Listing:
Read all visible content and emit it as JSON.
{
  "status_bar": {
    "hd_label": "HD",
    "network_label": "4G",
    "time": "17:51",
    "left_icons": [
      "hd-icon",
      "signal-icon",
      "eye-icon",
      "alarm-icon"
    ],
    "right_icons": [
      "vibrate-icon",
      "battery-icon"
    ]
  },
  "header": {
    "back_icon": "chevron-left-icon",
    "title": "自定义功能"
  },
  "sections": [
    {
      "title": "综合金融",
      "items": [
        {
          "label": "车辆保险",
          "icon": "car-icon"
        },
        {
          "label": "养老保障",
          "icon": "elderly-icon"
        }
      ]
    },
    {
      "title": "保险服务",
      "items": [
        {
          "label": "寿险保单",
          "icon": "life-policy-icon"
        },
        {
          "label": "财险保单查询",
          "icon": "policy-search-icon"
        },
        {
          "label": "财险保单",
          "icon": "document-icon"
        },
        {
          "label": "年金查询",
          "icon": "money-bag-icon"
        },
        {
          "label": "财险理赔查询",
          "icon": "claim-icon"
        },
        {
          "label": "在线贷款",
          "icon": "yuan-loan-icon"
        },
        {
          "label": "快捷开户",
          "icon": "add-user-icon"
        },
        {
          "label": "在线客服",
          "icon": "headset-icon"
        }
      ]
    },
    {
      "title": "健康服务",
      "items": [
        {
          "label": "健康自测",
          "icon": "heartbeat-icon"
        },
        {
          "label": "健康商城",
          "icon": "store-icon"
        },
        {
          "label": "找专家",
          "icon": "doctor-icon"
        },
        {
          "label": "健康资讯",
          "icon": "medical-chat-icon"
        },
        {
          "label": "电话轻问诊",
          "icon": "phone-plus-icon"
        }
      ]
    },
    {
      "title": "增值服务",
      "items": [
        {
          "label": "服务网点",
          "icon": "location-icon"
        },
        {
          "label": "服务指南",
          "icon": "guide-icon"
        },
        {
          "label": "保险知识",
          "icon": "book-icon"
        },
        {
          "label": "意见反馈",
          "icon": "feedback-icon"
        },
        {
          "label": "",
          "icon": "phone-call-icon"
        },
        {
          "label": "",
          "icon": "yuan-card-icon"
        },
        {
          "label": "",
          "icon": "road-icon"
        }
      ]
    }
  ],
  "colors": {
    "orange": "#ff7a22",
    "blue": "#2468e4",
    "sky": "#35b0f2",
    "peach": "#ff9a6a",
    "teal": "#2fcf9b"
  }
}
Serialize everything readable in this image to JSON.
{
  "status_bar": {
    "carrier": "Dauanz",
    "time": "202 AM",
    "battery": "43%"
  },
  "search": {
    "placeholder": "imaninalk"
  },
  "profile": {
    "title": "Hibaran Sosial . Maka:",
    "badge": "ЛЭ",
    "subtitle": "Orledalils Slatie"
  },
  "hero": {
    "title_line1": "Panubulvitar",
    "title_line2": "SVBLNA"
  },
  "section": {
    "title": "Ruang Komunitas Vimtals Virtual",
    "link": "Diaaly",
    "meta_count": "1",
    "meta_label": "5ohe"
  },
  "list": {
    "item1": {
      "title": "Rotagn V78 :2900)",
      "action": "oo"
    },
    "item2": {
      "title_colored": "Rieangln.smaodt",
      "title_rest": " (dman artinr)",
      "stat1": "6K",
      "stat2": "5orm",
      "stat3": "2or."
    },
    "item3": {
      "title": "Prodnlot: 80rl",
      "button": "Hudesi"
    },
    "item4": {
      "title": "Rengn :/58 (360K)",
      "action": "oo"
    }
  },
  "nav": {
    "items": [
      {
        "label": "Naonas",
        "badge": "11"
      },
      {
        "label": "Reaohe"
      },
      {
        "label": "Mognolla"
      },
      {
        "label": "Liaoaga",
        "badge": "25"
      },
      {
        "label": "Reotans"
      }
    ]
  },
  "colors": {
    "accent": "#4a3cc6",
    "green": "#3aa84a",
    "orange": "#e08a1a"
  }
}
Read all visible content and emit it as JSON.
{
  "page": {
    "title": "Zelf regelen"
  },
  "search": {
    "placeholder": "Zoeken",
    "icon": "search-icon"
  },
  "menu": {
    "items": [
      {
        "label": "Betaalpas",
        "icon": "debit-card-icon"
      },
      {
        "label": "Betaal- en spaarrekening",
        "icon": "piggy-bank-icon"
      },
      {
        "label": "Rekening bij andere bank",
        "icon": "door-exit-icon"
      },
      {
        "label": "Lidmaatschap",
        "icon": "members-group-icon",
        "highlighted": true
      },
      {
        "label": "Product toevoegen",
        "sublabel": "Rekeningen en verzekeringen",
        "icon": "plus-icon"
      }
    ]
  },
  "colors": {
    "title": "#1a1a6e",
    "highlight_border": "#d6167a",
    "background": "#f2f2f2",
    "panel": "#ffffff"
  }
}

...

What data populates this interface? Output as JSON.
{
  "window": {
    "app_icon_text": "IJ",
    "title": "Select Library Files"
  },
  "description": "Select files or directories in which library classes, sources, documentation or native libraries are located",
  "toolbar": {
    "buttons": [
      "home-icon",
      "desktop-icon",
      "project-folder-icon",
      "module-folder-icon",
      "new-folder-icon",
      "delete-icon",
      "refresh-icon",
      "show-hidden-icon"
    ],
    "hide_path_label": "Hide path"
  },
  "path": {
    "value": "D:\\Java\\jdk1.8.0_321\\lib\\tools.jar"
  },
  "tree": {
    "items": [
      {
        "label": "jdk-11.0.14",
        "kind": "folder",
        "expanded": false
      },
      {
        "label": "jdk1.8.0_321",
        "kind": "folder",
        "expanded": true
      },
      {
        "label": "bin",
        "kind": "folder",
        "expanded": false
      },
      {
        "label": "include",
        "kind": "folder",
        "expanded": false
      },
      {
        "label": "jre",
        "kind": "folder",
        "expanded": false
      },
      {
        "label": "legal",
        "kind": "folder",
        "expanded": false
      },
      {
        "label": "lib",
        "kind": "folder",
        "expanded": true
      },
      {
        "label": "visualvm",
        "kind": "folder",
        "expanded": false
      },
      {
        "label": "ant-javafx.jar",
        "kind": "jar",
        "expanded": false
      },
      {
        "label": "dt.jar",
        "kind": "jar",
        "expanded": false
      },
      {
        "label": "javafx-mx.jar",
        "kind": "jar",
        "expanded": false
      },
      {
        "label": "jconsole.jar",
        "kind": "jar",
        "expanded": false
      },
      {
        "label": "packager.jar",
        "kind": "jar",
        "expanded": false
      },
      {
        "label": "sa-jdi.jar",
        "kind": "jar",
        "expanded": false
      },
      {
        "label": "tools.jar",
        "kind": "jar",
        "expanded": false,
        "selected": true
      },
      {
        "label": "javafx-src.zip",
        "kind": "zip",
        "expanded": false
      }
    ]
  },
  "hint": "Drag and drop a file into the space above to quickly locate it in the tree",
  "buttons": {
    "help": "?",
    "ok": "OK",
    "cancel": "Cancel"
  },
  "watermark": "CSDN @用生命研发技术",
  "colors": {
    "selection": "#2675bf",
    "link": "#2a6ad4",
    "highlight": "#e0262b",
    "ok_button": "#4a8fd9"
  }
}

* * *

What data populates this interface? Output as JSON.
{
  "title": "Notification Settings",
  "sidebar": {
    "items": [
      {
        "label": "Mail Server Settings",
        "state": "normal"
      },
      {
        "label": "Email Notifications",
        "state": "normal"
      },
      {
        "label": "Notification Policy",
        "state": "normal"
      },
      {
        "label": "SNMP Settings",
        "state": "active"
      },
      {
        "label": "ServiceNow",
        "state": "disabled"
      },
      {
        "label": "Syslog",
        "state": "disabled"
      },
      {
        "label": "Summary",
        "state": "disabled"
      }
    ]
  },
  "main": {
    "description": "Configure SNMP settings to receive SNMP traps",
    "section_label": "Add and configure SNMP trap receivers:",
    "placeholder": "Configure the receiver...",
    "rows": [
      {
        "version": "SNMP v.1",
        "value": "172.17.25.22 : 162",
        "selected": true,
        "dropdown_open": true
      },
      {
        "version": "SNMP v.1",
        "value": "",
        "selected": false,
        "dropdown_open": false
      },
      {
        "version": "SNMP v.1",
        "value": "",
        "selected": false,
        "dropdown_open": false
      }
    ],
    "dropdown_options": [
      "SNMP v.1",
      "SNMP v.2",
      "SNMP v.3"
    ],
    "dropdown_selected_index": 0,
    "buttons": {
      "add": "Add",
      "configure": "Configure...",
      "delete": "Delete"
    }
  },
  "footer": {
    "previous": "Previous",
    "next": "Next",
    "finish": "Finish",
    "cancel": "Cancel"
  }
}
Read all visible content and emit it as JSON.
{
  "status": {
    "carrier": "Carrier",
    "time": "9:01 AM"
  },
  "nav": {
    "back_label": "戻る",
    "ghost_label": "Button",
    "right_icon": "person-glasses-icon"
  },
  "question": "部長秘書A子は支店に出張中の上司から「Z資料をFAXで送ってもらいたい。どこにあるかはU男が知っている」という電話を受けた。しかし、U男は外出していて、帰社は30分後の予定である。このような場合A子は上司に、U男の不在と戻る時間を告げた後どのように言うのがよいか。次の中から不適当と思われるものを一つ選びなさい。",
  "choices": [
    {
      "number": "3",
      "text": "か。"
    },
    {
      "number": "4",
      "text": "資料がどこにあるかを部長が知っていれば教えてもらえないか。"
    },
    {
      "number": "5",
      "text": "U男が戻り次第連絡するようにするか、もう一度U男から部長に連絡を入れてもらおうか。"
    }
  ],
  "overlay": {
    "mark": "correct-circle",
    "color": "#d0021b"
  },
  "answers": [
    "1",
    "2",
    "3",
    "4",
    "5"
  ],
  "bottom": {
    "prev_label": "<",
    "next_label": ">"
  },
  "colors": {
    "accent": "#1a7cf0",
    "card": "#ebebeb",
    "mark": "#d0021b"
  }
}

Directive: Look for the word "placeholder" in every line of the listing and copy the lines that have it.

Finished task:
    "placeholder": "imaninalk"
    "placeholder": "Zoeken",
    "placeholder": "Configure the receiver...",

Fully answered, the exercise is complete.